### Task:
Only the lines from the one with "Output a JSON" onward are wanted, through the last line of the entries, set down exactly.

### Material to process:
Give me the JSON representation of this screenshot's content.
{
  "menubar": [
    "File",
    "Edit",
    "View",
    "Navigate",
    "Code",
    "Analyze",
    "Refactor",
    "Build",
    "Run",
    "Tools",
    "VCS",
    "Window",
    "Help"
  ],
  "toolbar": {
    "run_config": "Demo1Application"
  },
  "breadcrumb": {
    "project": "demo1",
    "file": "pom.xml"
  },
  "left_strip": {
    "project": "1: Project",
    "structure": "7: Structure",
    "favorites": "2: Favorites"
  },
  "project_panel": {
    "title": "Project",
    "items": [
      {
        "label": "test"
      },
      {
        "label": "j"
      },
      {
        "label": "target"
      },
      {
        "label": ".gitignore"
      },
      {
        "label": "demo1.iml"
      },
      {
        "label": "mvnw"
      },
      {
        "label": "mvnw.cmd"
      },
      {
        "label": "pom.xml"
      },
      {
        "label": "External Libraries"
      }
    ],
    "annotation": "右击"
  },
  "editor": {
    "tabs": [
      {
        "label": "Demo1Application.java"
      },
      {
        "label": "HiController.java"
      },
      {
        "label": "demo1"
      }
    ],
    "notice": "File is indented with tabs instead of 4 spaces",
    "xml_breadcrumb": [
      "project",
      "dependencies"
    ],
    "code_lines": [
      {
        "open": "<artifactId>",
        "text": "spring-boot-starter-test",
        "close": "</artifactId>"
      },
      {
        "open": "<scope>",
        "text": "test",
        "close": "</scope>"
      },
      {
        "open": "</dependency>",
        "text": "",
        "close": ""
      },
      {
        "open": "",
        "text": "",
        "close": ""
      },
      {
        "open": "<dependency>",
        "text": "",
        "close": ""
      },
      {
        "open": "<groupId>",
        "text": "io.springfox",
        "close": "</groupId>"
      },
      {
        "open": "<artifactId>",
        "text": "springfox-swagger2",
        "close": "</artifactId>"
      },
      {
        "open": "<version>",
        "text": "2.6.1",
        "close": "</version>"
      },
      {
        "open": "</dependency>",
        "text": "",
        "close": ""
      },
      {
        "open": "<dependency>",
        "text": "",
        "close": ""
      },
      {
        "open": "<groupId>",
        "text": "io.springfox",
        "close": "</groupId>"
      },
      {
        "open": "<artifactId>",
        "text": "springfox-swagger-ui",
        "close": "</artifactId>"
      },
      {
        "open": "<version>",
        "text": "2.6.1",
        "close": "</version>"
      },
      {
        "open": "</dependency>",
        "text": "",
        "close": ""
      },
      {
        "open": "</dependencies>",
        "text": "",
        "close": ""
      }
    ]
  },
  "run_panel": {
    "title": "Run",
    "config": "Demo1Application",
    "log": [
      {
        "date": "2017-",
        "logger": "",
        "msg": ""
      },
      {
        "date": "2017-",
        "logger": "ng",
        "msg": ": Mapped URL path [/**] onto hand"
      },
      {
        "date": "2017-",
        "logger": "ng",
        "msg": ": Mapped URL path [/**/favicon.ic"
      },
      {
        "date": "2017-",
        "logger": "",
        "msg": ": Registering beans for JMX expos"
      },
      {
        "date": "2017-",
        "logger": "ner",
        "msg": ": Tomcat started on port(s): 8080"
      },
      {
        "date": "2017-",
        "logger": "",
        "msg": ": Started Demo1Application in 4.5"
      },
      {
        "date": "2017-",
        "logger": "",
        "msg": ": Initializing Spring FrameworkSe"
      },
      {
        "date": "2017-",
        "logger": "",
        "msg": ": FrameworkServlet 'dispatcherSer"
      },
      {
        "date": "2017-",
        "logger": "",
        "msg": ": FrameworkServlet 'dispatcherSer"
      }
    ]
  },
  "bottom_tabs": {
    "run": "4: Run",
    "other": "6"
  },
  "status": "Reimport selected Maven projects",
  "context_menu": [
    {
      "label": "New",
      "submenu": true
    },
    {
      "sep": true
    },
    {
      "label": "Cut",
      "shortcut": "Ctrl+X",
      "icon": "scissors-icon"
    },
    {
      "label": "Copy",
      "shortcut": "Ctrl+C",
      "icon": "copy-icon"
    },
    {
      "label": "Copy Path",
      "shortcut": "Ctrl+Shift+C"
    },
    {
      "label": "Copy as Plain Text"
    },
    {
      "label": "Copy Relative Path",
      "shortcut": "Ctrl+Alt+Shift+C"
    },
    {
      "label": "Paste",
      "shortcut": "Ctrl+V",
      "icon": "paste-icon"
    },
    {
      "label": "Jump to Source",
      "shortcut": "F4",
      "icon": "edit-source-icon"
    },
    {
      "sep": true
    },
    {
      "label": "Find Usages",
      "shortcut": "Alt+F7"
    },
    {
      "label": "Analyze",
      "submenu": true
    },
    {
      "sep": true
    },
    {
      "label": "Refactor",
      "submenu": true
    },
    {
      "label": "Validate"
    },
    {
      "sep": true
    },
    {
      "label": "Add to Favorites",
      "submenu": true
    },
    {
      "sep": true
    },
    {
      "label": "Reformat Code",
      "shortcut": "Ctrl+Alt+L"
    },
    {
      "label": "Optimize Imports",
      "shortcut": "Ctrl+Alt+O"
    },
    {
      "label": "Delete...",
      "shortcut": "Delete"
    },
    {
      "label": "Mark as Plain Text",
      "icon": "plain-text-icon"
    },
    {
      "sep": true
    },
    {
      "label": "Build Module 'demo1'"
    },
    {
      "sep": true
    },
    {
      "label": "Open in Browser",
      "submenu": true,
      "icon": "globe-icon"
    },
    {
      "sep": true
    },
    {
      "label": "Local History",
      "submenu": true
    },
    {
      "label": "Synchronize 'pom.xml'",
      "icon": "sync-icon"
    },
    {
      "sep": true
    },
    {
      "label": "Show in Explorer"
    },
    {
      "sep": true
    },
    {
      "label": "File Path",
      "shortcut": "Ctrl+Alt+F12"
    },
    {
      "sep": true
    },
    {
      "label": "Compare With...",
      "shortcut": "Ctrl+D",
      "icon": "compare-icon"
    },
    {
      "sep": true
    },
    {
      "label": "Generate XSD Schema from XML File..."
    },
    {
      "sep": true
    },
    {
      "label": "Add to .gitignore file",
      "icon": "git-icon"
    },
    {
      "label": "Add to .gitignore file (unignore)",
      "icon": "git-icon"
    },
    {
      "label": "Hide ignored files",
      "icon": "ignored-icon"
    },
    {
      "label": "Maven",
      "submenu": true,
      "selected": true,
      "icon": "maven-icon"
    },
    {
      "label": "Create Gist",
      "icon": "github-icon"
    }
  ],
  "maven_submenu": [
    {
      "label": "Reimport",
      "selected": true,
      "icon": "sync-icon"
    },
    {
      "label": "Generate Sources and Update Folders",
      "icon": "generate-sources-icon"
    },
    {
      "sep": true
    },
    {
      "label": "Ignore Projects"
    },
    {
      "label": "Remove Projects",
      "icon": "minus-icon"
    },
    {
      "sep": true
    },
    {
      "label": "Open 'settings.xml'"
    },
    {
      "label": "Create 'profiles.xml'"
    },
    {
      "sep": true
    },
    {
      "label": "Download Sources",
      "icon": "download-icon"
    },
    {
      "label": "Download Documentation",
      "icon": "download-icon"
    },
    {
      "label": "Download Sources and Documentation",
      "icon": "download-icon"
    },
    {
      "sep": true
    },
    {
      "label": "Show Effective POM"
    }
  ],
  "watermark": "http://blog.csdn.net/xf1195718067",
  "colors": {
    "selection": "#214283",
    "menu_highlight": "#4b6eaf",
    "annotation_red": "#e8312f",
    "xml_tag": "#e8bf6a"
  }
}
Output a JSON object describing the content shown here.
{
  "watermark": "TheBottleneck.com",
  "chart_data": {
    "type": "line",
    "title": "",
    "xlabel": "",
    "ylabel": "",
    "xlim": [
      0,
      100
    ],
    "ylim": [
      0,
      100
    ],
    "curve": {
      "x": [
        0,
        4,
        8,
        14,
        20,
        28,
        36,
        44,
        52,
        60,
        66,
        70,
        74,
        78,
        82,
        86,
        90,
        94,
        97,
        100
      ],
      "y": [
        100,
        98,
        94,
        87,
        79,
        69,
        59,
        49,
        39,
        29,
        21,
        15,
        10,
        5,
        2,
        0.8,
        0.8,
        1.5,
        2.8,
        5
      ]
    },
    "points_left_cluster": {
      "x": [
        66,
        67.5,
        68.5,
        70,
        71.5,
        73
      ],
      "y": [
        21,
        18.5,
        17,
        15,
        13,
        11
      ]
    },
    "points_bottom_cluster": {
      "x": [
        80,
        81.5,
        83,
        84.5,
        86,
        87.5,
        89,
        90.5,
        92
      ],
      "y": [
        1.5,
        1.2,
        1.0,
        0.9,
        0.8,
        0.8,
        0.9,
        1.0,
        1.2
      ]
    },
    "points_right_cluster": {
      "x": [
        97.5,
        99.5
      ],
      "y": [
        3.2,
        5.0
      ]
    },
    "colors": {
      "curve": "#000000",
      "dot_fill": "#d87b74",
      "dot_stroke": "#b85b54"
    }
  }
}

### Solution to the problem:
Output a JSON object describing the content shown here.
{
  "watermark": "TheBottleneck.com",
  "chart_data": {
    "type": "line",
    "title": "",
    "xlabel": "",
    "ylabel": "",
    "xlim": [
      0,
      100
    ],
    "ylim": [
      0,
      100
    ],
    "curve": {
      "x": [
        0,
        4,
        8,
        14,
        20,
        28,
        36,
        44,
        52,
        60,
        66,
        70,
        74,
        78,
        82,
        86,
        90,
        94,
        97,
        100
      ],
      "y": [
        100,
        98,
        94,
        87,
        79,
        69,
        59,
        49,
        39,
        29,
        21,
        15,
        10,
        5,
        2,
        0.8,
        0.8,
        1.5,
        2.8,
        5
      ]
    },
    "points_left_cluster": {
      "x": [
        66,
        67.5,
        68.5,
        70,
        71.5,
        73
      ],
      "y": [
        21,
        18.5,
        17,
        15,
        13,
        11
      ]
    },
    "points_bottom_cluster": {
      "x": [
        80,
        81.5,
        83,
        84.5,
        86,
        87.5,
        89,
        90.5,
        92
      ],
      "y": [
        1.5,
        1.2,
        1.0,
        0.9,
        0.8,
        0.8,
        0.9,
        1.0,
        1.2
      ]
    },
    "points_right_cluster": {
      "x": [
        97.5,
        99.5
      ],
      "y": [
        3.2,
        5.0
      ]
    },
    "colors": {
      "curve": "#000000",
      "dot_fill": "#d87b74",
      "dot_stroke": "#b85b54"
    }
  }
}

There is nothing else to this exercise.